Problem requirements>
Copy nothing but the text: reproduce each line of the listing exactly and leave the pictures out.

Task input>
------

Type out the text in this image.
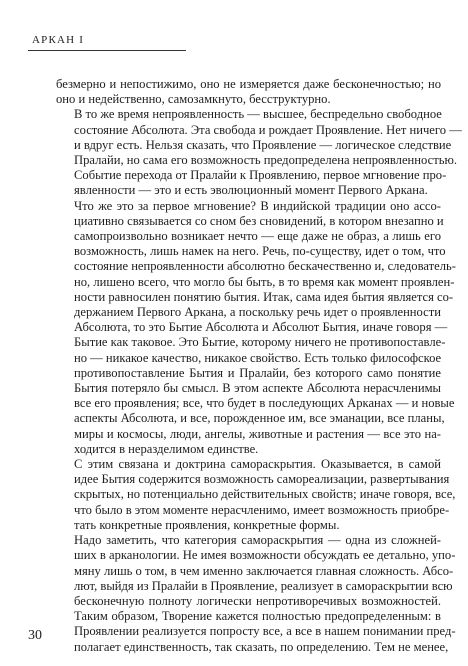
АРКАН I

безмерно и непостижимо, оно не измеряется даже бесконечностью; но
оно и недейственно, самозамкнуто, бесструктурно.

В то же время непроявленность — высшее, беспредельно свободное
состояние Абсолюта. Эта свобода и рождает Проявление. Нет ничего —
и вдруг есть. Нельзя сказать, что Проявление — логическое следствие
Пралайи, но сама его возможность предопределена непроявленностью.
Событие перехода от Пралайи к Проявлению, первое мгновение про-
явленности — это и есть эволюционный момент Первого Аркана.

Что же это за первое мгновение? В индийской традиции оно ассо-
циативно связывается со сном без сновидений, в котором внезапно и
самопроизвольно возникает нечто — еще даже не образ, а лишь его
возможность, лишь намек на него. Речь, по-существу, идет о том, что
состояние непроявленности абсолютно бескачественно и, следователь-
но, лишено всего, что могло бы быть, в то время как момент проявлен-
ности равносилен понятию бытия. Итак, сама идея бытия является со-
держанием Первого Аркана, а поскольку речь идет о проявленности
Абсолюта, то это Бытие Абсолюта и Абсолют Бытия, иначе говоря —
Бытие как таковое. Это Бытие, которому ничего не противопоставле-
но — никакое качество, никакое свойство. Есть только философское
противопоставление Бытия и Пралайи, без которого само понятие
Бытия потеряло бы смысл. В этом аспекте Абсолюта нерасчленимы
все его проявления; все, что будет в последующих Арканах — и новые
аспекты Абсолюта, и все, порожденное им, все эманации, все планы,
миры и космосы, люди, ангелы, животные и растения — все это на-
ходится в неразделимом единстве.

С этим связана и доктрина самораскрытия. Оказывается, в самой
идее Бытия содержится возможность самореализации, развертывания
скрытых, но потенциально действительных свойств; иначе говоря, все,
что было в этом моменте нерасчленимо, имеет возможность приобре-
тать конкретные проявления, конкретные формы.

Надо заметить, что категория самораскрытия — одна из сложней-
ших в арканологии. Не имея возможности обсуждать ее детально, упо-
мяну лишь о том, в чем именно заключается главная сложность. Абсо-
лют, выйдя из Пралайи в Проявление, реализует в самораскрытии всю
бесконечную полноту логически непротиворечивых возможностей.
Таким образом, Творение кажется полностью предопределенным: в
Проявлении реализуется попросту все, а все в нашем понимании пред-
полагает единственность, так сказать, по определению. Тем не менее,

30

------

Solved problem>
Type out the text in this image.
АРКАН I

безмерно и непостижимо, оно не измеряется даже бесконечностью; но
оно и недейственно, самозамкнуто, бесструктурно.

В то же время непроявленность — высшее, беспредельно свободное
состояние Абсолюта. Эта свобода и рождает Проявление. Нет ничего —
и вдруг есть. Нельзя сказать, что Проявление — логическое следствие
Пралайи, но сама его возможность предопределена непроявленностью.
Событие перехода от Пралайи к Проявлению, первое мгновение про-
явленности — это и есть эволюционный момент Первого Аркана.

Что же это за первое мгновение? В индийской традиции оно ассо-
циативно связывается со сном без сновидений, в котором внезапно и
самопроизвольно возникает нечто — еще даже не образ, а лишь его
возможность, лишь намек на него. Речь, по-существу, идет о том, что
состояние непроявленности абсолютно бескачественно и, следователь-
но, лишено всего, что могло бы быть, в то время как момент проявлен-
ности равносилен понятию бытия. Итак, сама идея бытия является со-
держанием Первого Аркана, а поскольку речь идет о проявленности
Абсолюта, то это Бытие Абсолюта и Абсолют Бытия, иначе говоря —
Бытие как таковое. Это Бытие, которому ничего не противопоставле-
но — никакое качество, никакое свойство. Есть только философское
противопоставление Бытия и Пралайи, без которого само понятие
Бытия потеряло бы смысл. В этом аспекте Абсолюта нерасчленимы
все его проявления; все, что будет в последующих Арканах — и новые
аспекты Абсолюта, и все, порожденное им, все эманации, все планы,
миры и космосы, люди, ангелы, животные и растения — все это на-
ходится в неразделимом единстве.

С этим связана и доктрина самораскрытия. Оказывается, в самой
идее Бытия содержится возможность самореализации, развертывания
скрытых, но потенциально действительных свойств; иначе говоря, все,
что было в этом моменте нерасчленимо, имеет возможность приобре-
тать конкретные проявления, конкретные формы.

Надо заметить, что категория самораскрытия — одна из сложней-
ших в арканологии. Не имея возможности обсуждать ее детально, упо-
мяну лишь о том, в чем именно заключается главная сложность. Абсо-
лют, выйдя из Пралайи в Проявление, реализует в самораскрытии всю
бесконечную полноту логически непротиворечивых возможностей.
Таким образом, Творение кажется полностью предопределенным: в
Проявлении реализуется попросту все, а все в нашем понимании пред-
полагает единственность, так сказать, по определению. Тем не менее,

30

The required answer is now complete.